What is asked
Please give the entries again in full and exactly, without any picture.

== Records for this task ==

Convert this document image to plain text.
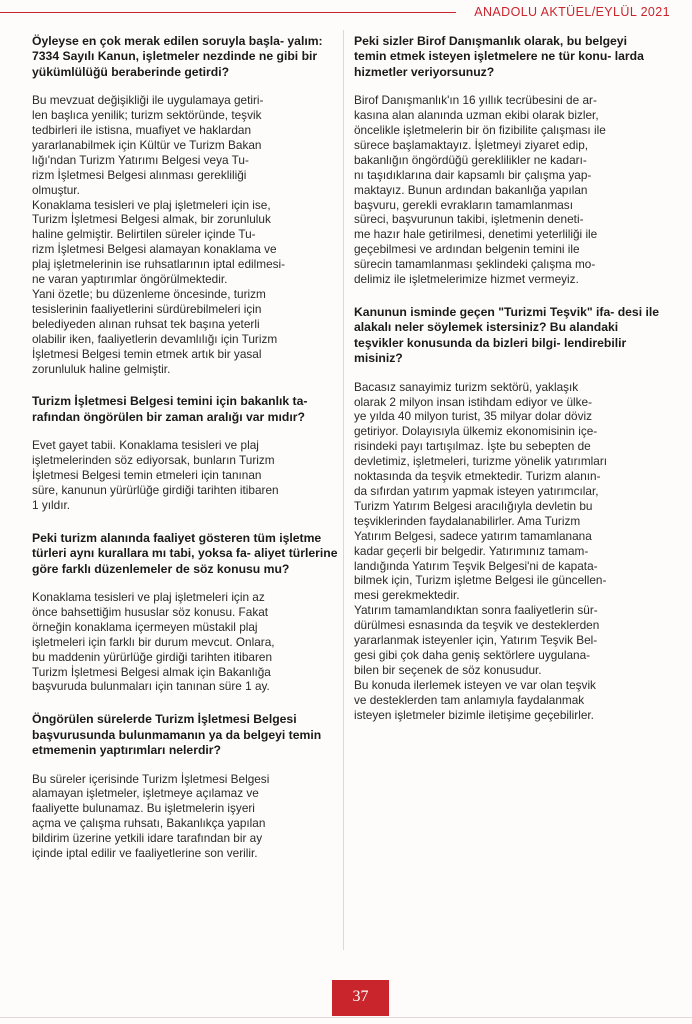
ANADOLU AKTÜEL/EYLÜL 2021

Öyleyse en çok merak edilen soruyla başla- yalım: 7334 Sayılı Kanun, işletmeler nezdinde ne gibi bir yükümlülüğü beraberinde getirdi?

Bu mevzuat değişikliği ile uygulamaya getiri-
len başlıca yenilik; turizm sektöründe, teşvik
tedbirleri ile istisna, muafiyet ve haklardan
yararlanabilmek için Kültür ve Turizm Bakan
lığı'ndan Turizm Yatırımı Belgesi veya Tu-
rizm İşletmesi Belgesi alınması gerekliliği
olmuştur.
Konaklama tesisleri ve plaj işletmeleri için ise,
Turizm İşletmesi Belgesi almak, bir zorunluluk
haline gelmiştir. Belirtilen süreler içinde Tu-
rizm İşletmesi Belgesi alamayan konaklama ve
plaj işletmelerinin ise ruhsatlarının iptal edilmesi-
ne varan yaptırımlar öngörülmektedir.
Yani özetle; bu düzenleme öncesinde, turizm
tesislerinin faaliyetlerini sürdürebilmeleri için
belediyeden alınan ruhsat tek başına yeterli
olabilir iken, faaliyetlerin devamlılığı için Turizm
İşletmesi Belgesi temin etmek artık bir yasal
zorunluluk haline gelmiştir.

Turizm İşletmesi Belgesi temini için bakanlık ta- rafından öngörülen bir zaman aralığı var mıdır?

Evet gayet tabii. Konaklama tesisleri ve plaj
işletmelerinden söz ediyorsak, bunların Turizm
İşletmesi Belgesi temin etmeleri için tanınan
süre, kanunun yürürlüğe girdiği tarihten itibaren
1 yıldır.

Peki turizm alanında faaliyet gösteren tüm işletme türleri aynı kurallara mı tabi, yoksa fa- aliyet türlerine göre farklı düzenlemeler de söz konusu mu?

Konaklama tesisleri ve plaj işletmeleri için az
önce bahsettiğim hususlar söz konusu. Fakat
örneğin konaklama içermeyen müstakil plaj
işletmeleri için farklı bir durum mevcut. Onlara,
bu maddenin yürürlüğe girdiği tarihten itibaren
Turizm İşletmesi Belgesi almak için Bakanlığa
başvuruda bulunmaları için tanınan süre 1 ay.

Öngörülen sürelerde Turizm İşletmesi Belgesi başvurusunda bulunmamanın ya da belgeyi temin etmemenin yaptırımları nelerdir?

Bu süreler içerisinde Turizm İşletmesi Belgesi
alamayan işletmeler, işletmeye açılamaz ve
faaliyette bulunamaz. Bu işletmelerin işyeri
açma ve çalışma ruhsatı, Bakanlıkça yapılan
bildirim üzerine yetkili idare tarafından bir ay
içinde iptal edilir ve faaliyetlerine son verilir.

Peki sizler Birof Danışmanlık olarak, bu belgeyi temin etmek isteyen işletmelere ne tür konu- larda hizmetler veriyorsunuz?

Birof Danışmanlık'ın 16 yıllık tecrübesini de ar-
kasına alan alanında uzman ekibi olarak bizler,
öncelikle işletmelerin bir ön fizibilite çalışması ile
sürece başlamaktayız. İşletmeyi ziyaret edip,
bakanlığın öngördüğü gereklilikler ne kadarı-
nı taşıdıklarına dair kapsamlı bir çalışma yap-
maktayız. Bunun ardından bakanlığa yapılan
başvuru, gerekli evrakların tamamlanması
süreci, başvurunun takibi, işletmenin deneti-
me hazır hale getirilmesi, denetimi yeterliliği ile
geçebilmesi ve ardından belgenin temini ile
sürecin tamamlanması şeklindeki çalışma mo-
delimiz ile işletmelerimize hizmet vermeyiz.

Kanunun isminde geçen "Turizmi Teşvik" ifa- desi ile alakalı neler söylemek istersiniz? Bu alandaki teşvikler konusunda da bizleri bilgi- lendirebilir misiniz?

Bacasız sanayimiz turizm sektörü, yaklaşık
olarak 2 milyon insan istihdam ediyor ve ülke-
ye yılda 40 milyon turist, 35 milyar dolar döviz
getiriyor. Dolayısıyla ülkemiz ekonomisinin içe-
risindeki payı tartışılmaz. İşte bu sebepten de
devletimiz, işletmeleri, turizme yönelik yatırımları
noktasında da teşvik etmektedir. Turizm alanın-
da sıfırdan yatırım yapmak isteyen yatırımcılar,
Turizm Yatırım Belgesi aracılığıyla devletin bu
teşviklerinden faydalanabilirler. Ama Turizm
Yatırım Belgesi, sadece yatırım tamamlanana
kadar geçerli bir belgedir. Yatırımınız tamam-
landığında Yatırım Teşvik Belgesi'ni de kapata-
bilmek için, Turizm işletme Belgesi ile güncellen-
mesi gerekmektedir.
Yatırım tamamlandıktan sonra faaliyetlerin sür-
dürülmesi esnasında da teşvik ve desteklerden
yararlanmak isteyenler için, Yatırım Teşvik Bel-
gesi gibi çok daha geniş sektörlere uygulana-
bilen bir seçenek de söz konusudur.
Bu konuda ilerlemek isteyen ve var olan teşvik
ve desteklerden tam anlamıyla faydalanmak
isteyen işletmeler bizimle iletişime geçebilirler.

37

===

Answer
Convert this document image to plain text.
ANADOLU AKTÜEL/EYLÜL 2021

Öyleyse en çok merak edilen soruyla başla- yalım: 7334 Sayılı Kanun, işletmeler nezdinde ne gibi bir yükümlülüğü beraberinde getirdi?

Bu mevzuat değişikliği ile uygulamaya getiri-
len başlıca yenilik; turizm sektöründe, teşvik
tedbirleri ile istisna, muafiyet ve haklardan
yararlanabilmek için Kültür ve Turizm Bakan
lığı'ndan Turizm Yatırımı Belgesi veya Tu-
rizm İşletmesi Belgesi alınması gerekliliği
olmuştur.
Konaklama tesisleri ve plaj işletmeleri için ise,
Turizm İşletmesi Belgesi almak, bir zorunluluk
haline gelmiştir. Belirtilen süreler içinde Tu-
rizm İşletmesi Belgesi alamayan konaklama ve
plaj işletmelerinin ise ruhsatlarının iptal edilmesi-
ne varan yaptırımlar öngörülmektedir.
Yani özetle; bu düzenleme öncesinde, turizm
tesislerinin faaliyetlerini sürdürebilmeleri için
belediyeden alınan ruhsat tek başına yeterli
olabilir iken, faaliyetlerin devamlılığı için Turizm
İşletmesi Belgesi temin etmek artık bir yasal
zorunluluk haline gelmiştir.

Turizm İşletmesi Belgesi temini için bakanlık ta- rafından öngörülen bir zaman aralığı var mıdır?

Evet gayet tabii. Konaklama tesisleri ve plaj
işletmelerinden söz ediyorsak, bunların Turizm
İşletmesi Belgesi temin etmeleri için tanınan
süre, kanunun yürürlüğe girdiği tarihten itibaren
1 yıldır.

Peki turizm alanında faaliyet gösteren tüm işletme türleri aynı kurallara mı tabi, yoksa fa- aliyet türlerine göre farklı düzenlemeler de söz konusu mu?

Konaklama tesisleri ve plaj işletmeleri için az
önce bahsettiğim hususlar söz konusu. Fakat
örneğin konaklama içermeyen müstakil plaj
işletmeleri için farklı bir durum mevcut. Onlara,
bu maddenin yürürlüğe girdiği tarihten itibaren
Turizm İşletmesi Belgesi almak için Bakanlığa
başvuruda bulunmaları için tanınan süre 1 ay.

Öngörülen sürelerde Turizm İşletmesi Belgesi başvurusunda bulunmamanın ya da belgeyi temin etmemenin yaptırımları nelerdir?

Bu süreler içerisinde Turizm İşletmesi Belgesi
alamayan işletmeler, işletmeye açılamaz ve
faaliyette bulunamaz. Bu işletmelerin işyeri
açma ve çalışma ruhsatı, Bakanlıkça yapılan
bildirim üzerine yetkili idare tarafından bir ay
içinde iptal edilir ve faaliyetlerine son verilir.

Peki sizler Birof Danışmanlık olarak, bu belgeyi temin etmek isteyen işletmelere ne tür konu- larda hizmetler veriyorsunuz?

Birof Danışmanlık'ın 16 yıllık tecrübesini de ar-
kasına alan alanında uzman ekibi olarak bizler,
öncelikle işletmelerin bir ön fizibilite çalışması ile
sürece başlamaktayız. İşletmeyi ziyaret edip,
bakanlığın öngördüğü gereklilikler ne kadarı-
nı taşıdıklarına dair kapsamlı bir çalışma yap-
maktayız. Bunun ardından bakanlığa yapılan
başvuru, gerekli evrakların tamamlanması
süreci, başvurunun takibi, işletmenin deneti-
me hazır hale getirilmesi, denetimi yeterliliği ile
geçebilmesi ve ardından belgenin temini ile
sürecin tamamlanması şeklindeki çalışma mo-
delimiz ile işletmelerimize hizmet vermeyiz.

Kanunun isminde geçen "Turizmi Teşvik" ifa- desi ile alakalı neler söylemek istersiniz? Bu alandaki teşvikler konusunda da bizleri bilgi- lendirebilir misiniz?

Bacasız sanayimiz turizm sektörü, yaklaşık
olarak 2 milyon insan istihdam ediyor ve ülke-
ye yılda 40 milyon turist, 35 milyar dolar döviz
getiriyor. Dolayısıyla ülkemiz ekonomisinin içe-
risindeki payı tartışılmaz. İşte bu sebepten de
devletimiz, işletmeleri, turizme yönelik yatırımları
noktasında da teşvik etmektedir. Turizm alanın-
da sıfırdan yatırım yapmak isteyen yatırımcılar,
Turizm Yatırım Belgesi aracılığıyla devletin bu
teşviklerinden faydalanabilirler. Ama Turizm
Yatırım Belgesi, sadece yatırım tamamlanana
kadar geçerli bir belgedir. Yatırımınız tamam-
landığında Yatırım Teşvik Belgesi'ni de kapata-
bilmek için, Turizm işletme Belgesi ile güncellen-
mesi gerekmektedir.
Yatırım tamamlandıktan sonra faaliyetlerin sür-
dürülmesi esnasında da teşvik ve desteklerden
yararlanmak isteyenler için, Yatırım Teşvik Bel-
gesi gibi çok daha geniş sektörlere uygulana-
bilen bir seçenek de söz konusudur.
Bu konuda ilerlemek isteyen ve var olan teşvik
ve desteklerden tam anlamıyla faydalanmak
isteyen işletmeler bizimle iletişime geçebilirler.

37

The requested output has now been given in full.